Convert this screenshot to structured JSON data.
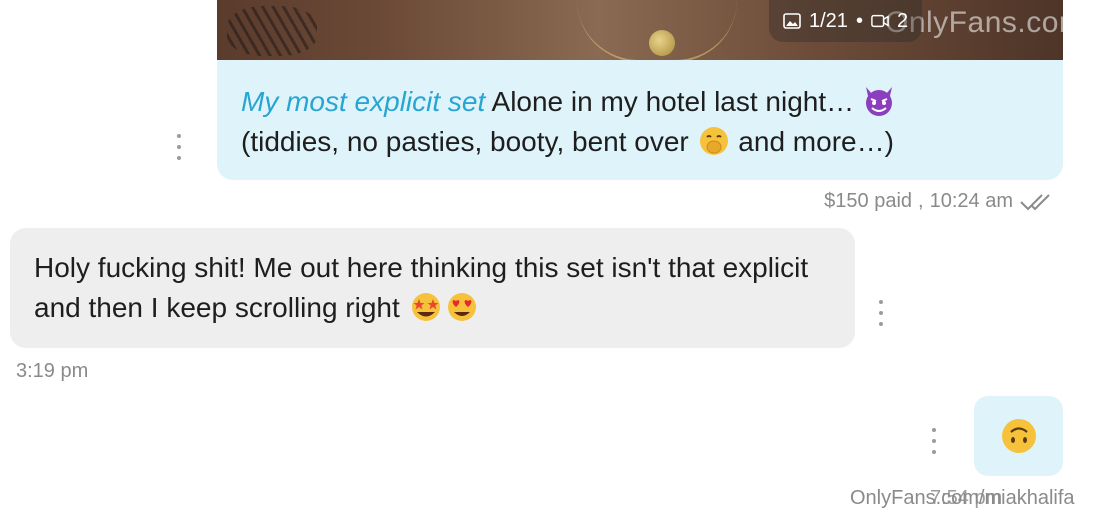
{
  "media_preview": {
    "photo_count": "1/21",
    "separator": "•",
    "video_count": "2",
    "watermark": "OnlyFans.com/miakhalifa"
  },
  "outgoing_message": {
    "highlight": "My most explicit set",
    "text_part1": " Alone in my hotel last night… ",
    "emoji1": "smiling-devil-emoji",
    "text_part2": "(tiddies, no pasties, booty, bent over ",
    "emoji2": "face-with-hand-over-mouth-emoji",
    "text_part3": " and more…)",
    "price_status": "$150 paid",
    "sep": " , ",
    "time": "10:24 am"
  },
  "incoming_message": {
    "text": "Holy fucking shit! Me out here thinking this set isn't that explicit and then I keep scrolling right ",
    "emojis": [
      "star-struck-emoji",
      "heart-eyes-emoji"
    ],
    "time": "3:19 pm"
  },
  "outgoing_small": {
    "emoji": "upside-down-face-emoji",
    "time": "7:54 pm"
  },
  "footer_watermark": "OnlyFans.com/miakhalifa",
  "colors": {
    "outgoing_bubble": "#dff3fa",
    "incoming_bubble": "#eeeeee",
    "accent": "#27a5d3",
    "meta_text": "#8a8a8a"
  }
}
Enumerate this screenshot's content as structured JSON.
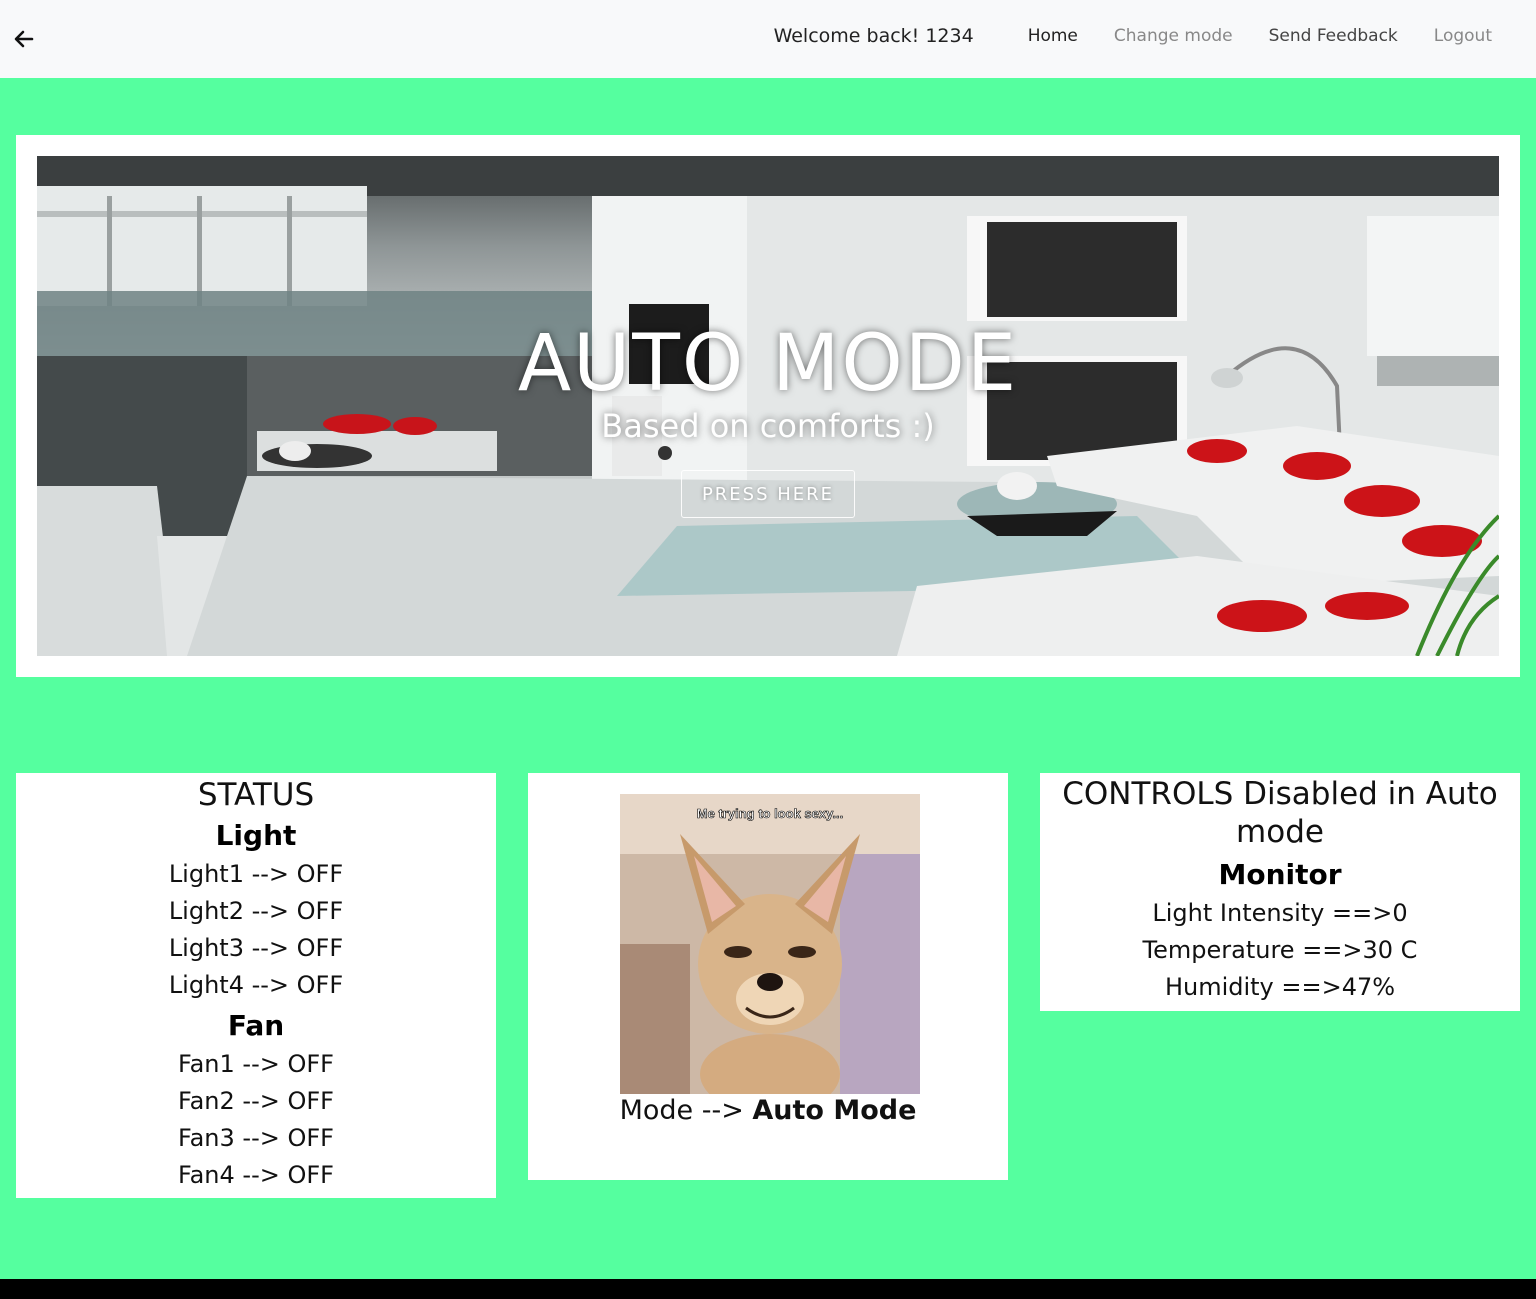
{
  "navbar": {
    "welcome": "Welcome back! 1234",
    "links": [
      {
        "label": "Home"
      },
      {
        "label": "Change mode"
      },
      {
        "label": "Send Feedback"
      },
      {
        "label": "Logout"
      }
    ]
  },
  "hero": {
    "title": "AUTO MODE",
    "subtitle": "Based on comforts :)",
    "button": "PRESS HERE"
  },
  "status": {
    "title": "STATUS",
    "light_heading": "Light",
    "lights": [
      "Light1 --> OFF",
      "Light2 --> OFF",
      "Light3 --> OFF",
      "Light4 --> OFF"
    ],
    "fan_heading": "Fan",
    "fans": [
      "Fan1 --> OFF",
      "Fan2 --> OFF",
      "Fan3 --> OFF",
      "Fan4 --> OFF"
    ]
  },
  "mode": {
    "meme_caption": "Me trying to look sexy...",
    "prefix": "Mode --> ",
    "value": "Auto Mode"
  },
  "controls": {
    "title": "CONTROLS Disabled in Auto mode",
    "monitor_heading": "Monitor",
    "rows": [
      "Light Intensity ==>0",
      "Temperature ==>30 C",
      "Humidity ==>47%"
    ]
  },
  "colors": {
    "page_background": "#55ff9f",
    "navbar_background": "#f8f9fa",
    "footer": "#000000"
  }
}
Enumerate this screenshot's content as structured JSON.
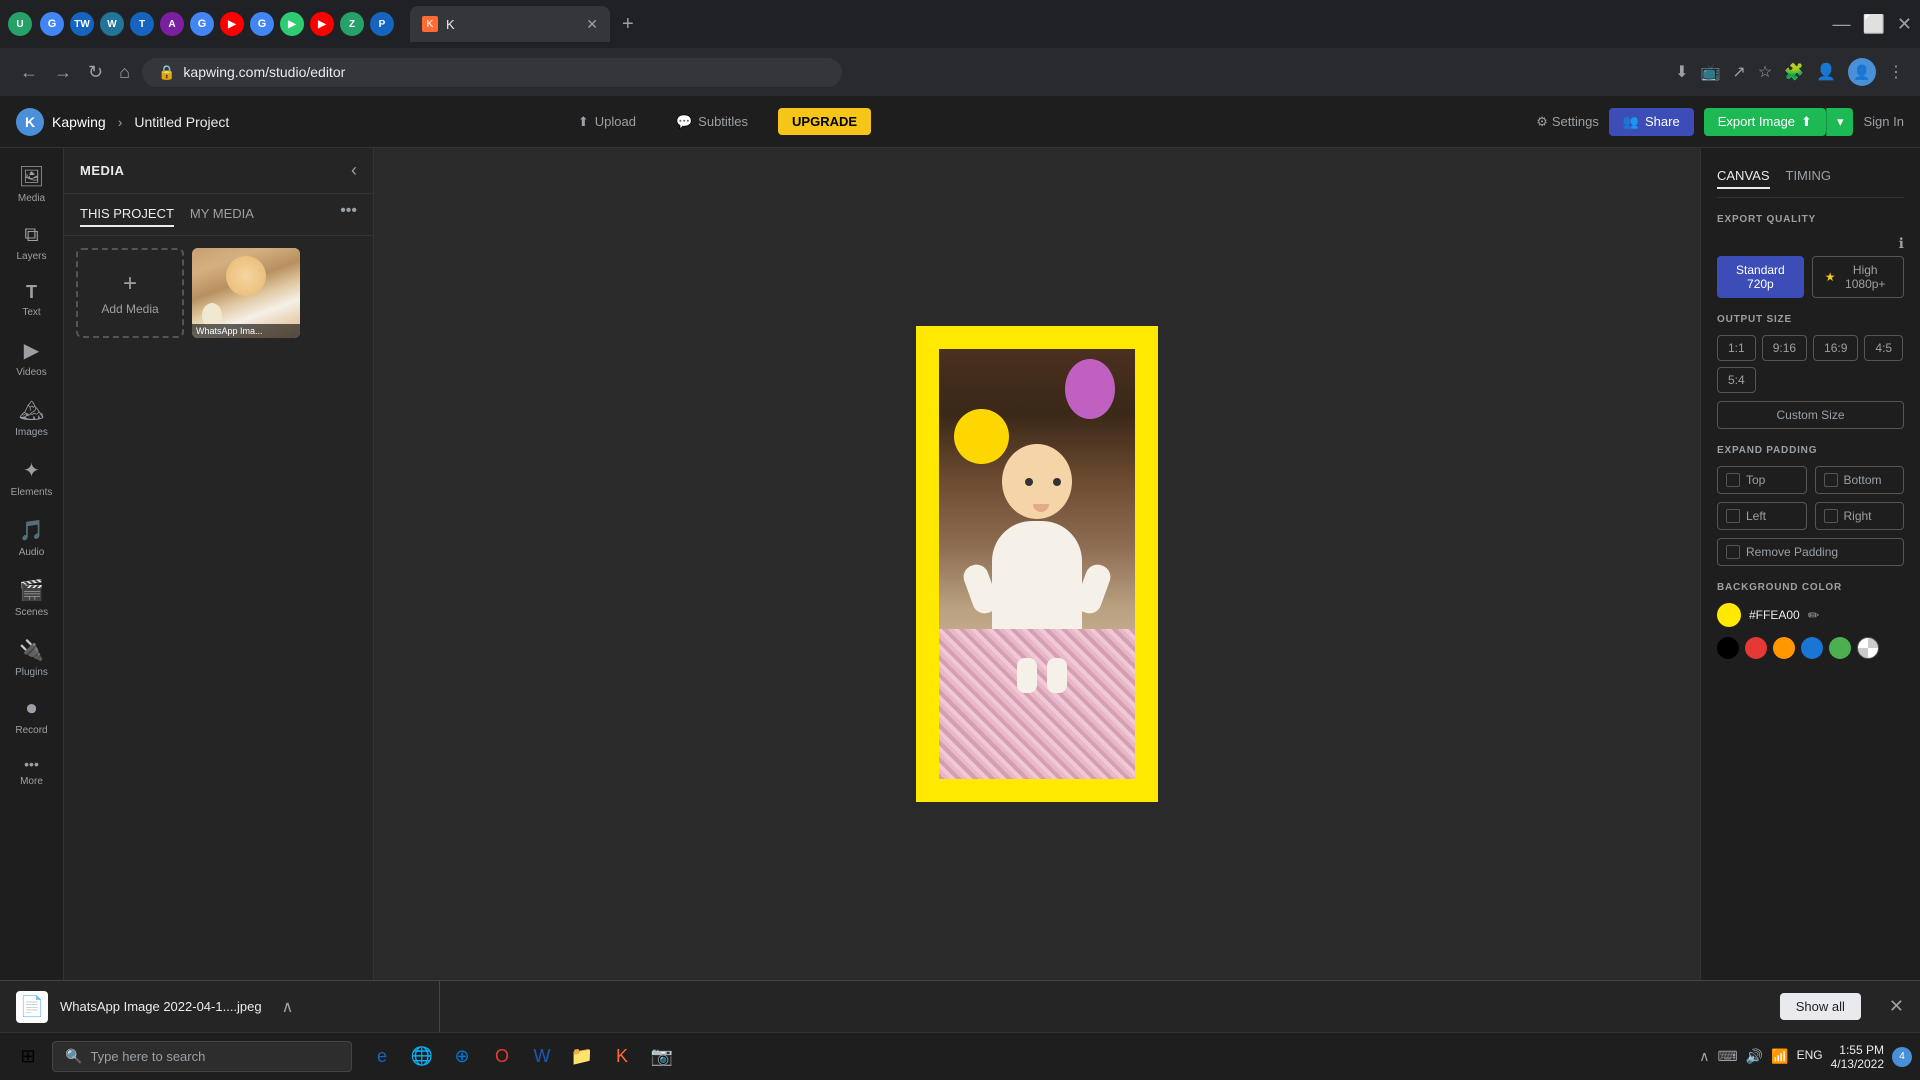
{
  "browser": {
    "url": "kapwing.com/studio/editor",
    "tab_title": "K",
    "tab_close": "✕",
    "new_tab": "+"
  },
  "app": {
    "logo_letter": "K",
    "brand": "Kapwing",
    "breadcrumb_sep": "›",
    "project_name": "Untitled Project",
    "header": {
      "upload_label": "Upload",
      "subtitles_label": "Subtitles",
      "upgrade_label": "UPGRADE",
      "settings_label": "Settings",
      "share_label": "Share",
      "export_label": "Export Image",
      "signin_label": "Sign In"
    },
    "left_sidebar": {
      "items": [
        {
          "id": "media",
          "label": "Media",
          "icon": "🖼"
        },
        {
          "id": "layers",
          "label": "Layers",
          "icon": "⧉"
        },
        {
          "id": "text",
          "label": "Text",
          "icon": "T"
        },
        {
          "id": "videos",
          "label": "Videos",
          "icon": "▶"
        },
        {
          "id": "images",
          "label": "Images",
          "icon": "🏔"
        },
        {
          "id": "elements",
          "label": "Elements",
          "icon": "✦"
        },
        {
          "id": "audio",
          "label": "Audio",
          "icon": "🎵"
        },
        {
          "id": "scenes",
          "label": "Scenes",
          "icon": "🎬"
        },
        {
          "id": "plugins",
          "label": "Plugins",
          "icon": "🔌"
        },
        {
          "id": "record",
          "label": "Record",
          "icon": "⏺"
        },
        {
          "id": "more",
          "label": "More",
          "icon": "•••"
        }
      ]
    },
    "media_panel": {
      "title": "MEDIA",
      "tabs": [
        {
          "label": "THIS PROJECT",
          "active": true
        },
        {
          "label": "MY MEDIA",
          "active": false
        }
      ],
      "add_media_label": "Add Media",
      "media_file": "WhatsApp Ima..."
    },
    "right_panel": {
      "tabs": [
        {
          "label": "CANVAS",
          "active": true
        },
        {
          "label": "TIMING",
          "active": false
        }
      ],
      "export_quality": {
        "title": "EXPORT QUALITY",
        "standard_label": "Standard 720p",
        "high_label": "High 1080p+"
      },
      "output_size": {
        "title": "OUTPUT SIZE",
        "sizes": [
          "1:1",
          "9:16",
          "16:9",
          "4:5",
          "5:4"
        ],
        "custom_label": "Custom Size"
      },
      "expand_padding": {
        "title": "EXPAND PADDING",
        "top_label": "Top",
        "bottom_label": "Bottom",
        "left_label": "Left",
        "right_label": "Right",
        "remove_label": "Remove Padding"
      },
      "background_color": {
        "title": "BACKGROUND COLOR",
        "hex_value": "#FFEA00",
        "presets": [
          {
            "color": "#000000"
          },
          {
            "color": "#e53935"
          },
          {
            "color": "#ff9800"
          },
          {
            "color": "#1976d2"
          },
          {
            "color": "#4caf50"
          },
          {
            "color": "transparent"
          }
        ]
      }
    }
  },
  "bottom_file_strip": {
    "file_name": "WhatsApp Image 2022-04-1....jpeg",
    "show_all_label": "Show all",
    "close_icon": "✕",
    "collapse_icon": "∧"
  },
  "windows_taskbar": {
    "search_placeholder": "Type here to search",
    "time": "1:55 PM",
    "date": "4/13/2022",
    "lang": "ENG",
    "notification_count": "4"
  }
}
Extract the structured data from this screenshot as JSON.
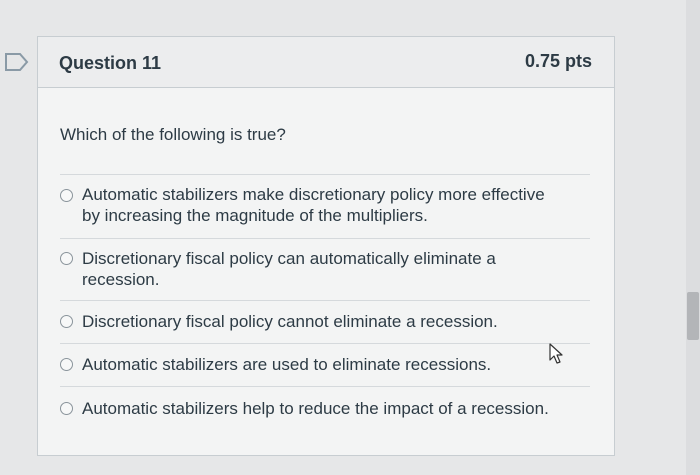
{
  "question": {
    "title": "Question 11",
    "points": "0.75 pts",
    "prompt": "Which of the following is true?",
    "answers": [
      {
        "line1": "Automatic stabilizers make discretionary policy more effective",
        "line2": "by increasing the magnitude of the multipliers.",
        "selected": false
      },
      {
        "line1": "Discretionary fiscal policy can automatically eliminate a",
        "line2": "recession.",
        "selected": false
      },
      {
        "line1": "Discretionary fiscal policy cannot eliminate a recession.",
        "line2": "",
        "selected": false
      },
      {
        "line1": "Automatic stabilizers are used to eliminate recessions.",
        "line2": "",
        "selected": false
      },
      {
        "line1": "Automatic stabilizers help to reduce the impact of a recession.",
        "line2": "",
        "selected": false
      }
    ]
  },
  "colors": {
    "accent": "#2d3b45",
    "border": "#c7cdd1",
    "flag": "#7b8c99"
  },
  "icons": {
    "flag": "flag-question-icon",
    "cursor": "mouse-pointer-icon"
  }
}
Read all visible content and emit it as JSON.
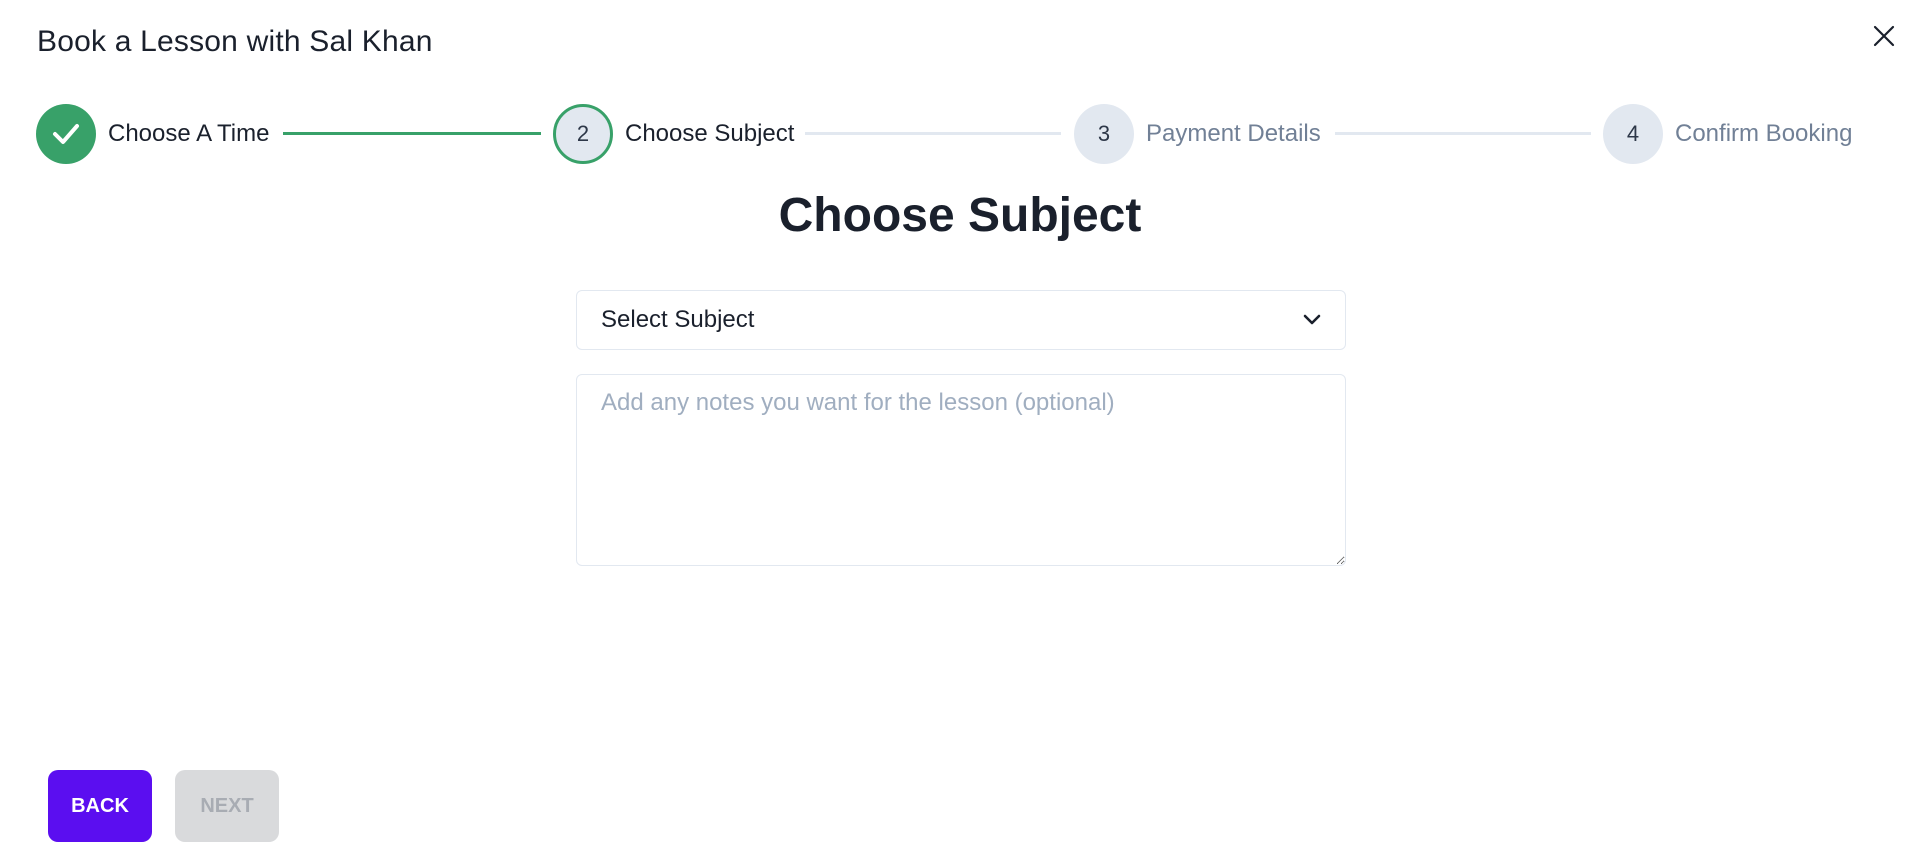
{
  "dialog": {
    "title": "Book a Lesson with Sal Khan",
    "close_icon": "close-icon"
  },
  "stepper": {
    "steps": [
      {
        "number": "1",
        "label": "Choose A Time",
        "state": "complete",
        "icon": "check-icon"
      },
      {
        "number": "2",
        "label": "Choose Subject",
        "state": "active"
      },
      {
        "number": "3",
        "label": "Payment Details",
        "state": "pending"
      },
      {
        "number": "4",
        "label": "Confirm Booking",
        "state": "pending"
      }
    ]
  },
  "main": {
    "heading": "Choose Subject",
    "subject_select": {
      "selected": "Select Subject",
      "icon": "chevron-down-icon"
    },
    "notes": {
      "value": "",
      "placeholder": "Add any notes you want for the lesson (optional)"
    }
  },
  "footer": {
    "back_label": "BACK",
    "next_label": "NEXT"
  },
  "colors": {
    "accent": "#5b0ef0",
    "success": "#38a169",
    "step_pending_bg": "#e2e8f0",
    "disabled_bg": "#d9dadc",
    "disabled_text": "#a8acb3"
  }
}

====

Brief: Where a line above contains the word "WhatsApp", copy that line.

Solution to the exercise:
      "media_file": "WhatsApp Ima..."
    "file_name": "WhatsApp Image 2022-04-1....jpeg",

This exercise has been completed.